TASK STATEMENT :: Transcribe the data that follows precisely, omitting nothing.
[Start of TASK DATA]
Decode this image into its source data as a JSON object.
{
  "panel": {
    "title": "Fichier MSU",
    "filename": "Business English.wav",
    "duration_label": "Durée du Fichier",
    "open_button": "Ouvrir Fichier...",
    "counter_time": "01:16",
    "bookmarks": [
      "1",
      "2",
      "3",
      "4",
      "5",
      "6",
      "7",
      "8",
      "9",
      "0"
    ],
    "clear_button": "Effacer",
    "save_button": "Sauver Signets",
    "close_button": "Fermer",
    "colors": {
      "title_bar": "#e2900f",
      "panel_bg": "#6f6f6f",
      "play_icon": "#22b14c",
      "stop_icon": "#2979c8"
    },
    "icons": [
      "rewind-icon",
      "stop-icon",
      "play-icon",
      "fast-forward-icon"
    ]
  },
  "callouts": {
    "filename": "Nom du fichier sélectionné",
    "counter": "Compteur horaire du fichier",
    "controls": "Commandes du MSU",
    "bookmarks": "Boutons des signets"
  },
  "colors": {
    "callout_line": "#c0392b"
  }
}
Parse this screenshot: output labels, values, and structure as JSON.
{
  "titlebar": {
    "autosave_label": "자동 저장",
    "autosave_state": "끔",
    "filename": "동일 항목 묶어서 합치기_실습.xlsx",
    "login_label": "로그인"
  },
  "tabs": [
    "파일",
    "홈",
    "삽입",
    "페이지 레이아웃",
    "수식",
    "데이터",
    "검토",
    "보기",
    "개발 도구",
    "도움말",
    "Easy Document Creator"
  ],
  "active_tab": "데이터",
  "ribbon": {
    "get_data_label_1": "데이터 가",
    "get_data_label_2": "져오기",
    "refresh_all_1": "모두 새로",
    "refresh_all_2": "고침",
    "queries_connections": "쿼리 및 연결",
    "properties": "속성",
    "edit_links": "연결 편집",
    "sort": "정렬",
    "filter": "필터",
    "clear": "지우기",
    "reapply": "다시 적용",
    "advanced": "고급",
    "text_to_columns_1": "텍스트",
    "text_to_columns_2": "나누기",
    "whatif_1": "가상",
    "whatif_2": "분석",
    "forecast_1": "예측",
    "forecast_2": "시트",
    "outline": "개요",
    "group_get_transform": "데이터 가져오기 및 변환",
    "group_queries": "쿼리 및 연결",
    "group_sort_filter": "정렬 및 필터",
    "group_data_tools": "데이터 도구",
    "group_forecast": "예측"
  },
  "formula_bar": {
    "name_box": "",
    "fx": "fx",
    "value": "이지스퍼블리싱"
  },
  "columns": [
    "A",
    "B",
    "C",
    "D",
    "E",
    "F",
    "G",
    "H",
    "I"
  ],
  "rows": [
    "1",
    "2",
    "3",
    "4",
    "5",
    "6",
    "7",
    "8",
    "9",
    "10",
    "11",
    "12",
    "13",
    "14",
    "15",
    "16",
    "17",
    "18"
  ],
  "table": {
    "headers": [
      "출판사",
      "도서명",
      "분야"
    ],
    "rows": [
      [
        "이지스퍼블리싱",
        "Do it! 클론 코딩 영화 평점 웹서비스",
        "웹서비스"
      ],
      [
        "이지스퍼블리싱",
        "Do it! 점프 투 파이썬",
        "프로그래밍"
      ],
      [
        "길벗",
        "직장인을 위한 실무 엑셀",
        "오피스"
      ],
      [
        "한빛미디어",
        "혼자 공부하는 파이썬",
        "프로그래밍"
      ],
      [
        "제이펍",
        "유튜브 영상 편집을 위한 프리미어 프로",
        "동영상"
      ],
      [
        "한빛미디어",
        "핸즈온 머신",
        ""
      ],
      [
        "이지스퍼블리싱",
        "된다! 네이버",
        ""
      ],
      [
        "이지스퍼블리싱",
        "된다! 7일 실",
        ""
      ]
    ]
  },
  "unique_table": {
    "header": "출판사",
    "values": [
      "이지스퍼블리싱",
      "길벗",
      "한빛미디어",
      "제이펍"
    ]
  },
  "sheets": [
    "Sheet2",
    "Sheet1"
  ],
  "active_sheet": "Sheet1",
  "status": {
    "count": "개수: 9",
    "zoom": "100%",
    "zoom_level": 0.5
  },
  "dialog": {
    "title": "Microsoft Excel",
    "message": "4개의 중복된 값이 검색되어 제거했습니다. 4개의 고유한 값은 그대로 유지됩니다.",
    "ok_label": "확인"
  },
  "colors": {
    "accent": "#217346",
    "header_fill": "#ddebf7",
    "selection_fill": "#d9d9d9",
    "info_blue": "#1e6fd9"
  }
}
[End of TASK DATA]
WRITTEN RESPONSE ::
Decode this image into its source data as a JSON object.
{
  "panel": {
    "title": "Fichier MSU",
    "filename": "Business English.wav",
    "duration_label": "Durée du Fichier",
    "open_button": "Ouvrir Fichier...",
    "counter_time": "01:16",
    "bookmarks": [
      "1",
      "2",
      "3",
      "4",
      "5",
      "6",
      "7",
      "8",
      "9",
      "0"
    ],
    "clear_button": "Effacer",
    "save_button": "Sauver Signets",
    "close_button": "Fermer",
    "colors": {
      "title_bar": "#e2900f",
      "panel_bg": "#6f6f6f",
      "play_icon": "#22b14c",
      "stop_icon": "#2979c8"
    },
    "icons": [
      "rewind-icon",
      "stop-icon",
      "play-icon",
      "fast-forward-icon"
    ]
  },
  "callouts": {
    "filename": "Nom du fichier sélectionné",
    "counter": "Compteur horaire du fichier",
    "controls": "Commandes du MSU",
    "bookmarks": "Boutons des signets"
  },
  "colors": {
    "callout_line": "#c0392b"
  }
}
Parse this screenshot: output labels, values, and structure as JSON.
{
  "titlebar": {
    "autosave_label": "자동 저장",
    "autosave_state": "끔",
    "filename": "동일 항목 묶어서 합치기_실습.xlsx",
    "login_label": "로그인"
  },
  "tabs": [
    "파일",
    "홈",
    "삽입",
    "페이지 레이아웃",
    "수식",
    "데이터",
    "검토",
    "보기",
    "개발 도구",
    "도움말",
    "Easy Document Creator"
  ],
  "active_tab": "데이터",
  "ribbon": {
    "get_data_label_1": "데이터 가",
    "get_data_label_2": "져오기",
    "refresh_all_1": "모두 새로",
    "refresh_all_2": "고침",
    "queries_connections": "쿼리 및 연결",
    "properties": "속성",
    "edit_links": "연결 편집",
    "sort": "정렬",
    "filter": "필터",
    "clear": "지우기",
    "reapply": "다시 적용",
    "advanced": "고급",
    "text_to_columns_1": "텍스트",
    "text_to_columns_2": "나누기",
    "whatif_1": "가상",
    "whatif_2": "분석",
    "forecast_1": "예측",
    "forecast_2": "시트",
    "outline": "개요",
    "group_get_transform": "데이터 가져오기 및 변환",
    "group_queries": "쿼리 및 연결",
    "group_sort_filter": "정렬 및 필터",
    "group_data_tools": "데이터 도구",
    "group_forecast": "예측"
  },
  "formula_bar": {
    "name_box": "",
    "fx": "fx",
    "value": "이지스퍼블리싱"
  },
  "columns": [
    "A",
    "B",
    "C",
    "D",
    "E",
    "F",
    "G",
    "H",
    "I"
  ],
  "rows": [
    "1",
    "2",
    "3",
    "4",
    "5",
    "6",
    "7",
    "8",
    "9",
    "10",
    "11",
    "12",
    "13",
    "14",
    "15",
    "16",
    "17",
    "18"
  ],
  "table": {
    "headers": [
      "출판사",
      "도서명",
      "분야"
    ],
    "rows": [
      [
        "이지스퍼블리싱",
        "Do it! 클론 코딩 영화 평점 웹서비스",
        "웹서비스"
      ],
      [
        "이지스퍼블리싱",
        "Do it! 점프 투 파이썬",
        "프로그래밍"
      ],
      [
        "길벗",
        "직장인을 위한 실무 엑셀",
        "오피스"
      ],
      [
        "한빛미디어",
        "혼자 공부하는 파이썬",
        "프로그래밍"
      ],
      [
        "제이펍",
        "유튜브 영상 편집을 위한 프리미어 프로",
        "동영상"
      ],
      [
        "한빛미디어",
        "핸즈온 머신",
        ""
      ],
      [
        "이지스퍼블리싱",
        "된다! 네이버",
        ""
      ],
      [
        "이지스퍼블리싱",
        "된다! 7일 실",
        ""
      ]
    ]
  },
  "unique_table": {
    "header": "출판사",
    "values": [
      "이지스퍼블리싱",
      "길벗",
      "한빛미디어",
      "제이펍"
    ]
  },
  "sheets": [
    "Sheet2",
    "Sheet1"
  ],
  "active_sheet": "Sheet1",
  "status": {
    "count": "개수: 9",
    "zoom": "100%",
    "zoom_level": 0.5
  },
  "dialog": {
    "title": "Microsoft Excel",
    "message": "4개의 중복된 값이 검색되어 제거했습니다. 4개의 고유한 값은 그대로 유지됩니다.",
    "ok_label": "확인"
  },
  "colors": {
    "accent": "#217346",
    "header_fill": "#ddebf7",
    "selection_fill": "#d9d9d9",
    "info_blue": "#1e6fd9"
  }
}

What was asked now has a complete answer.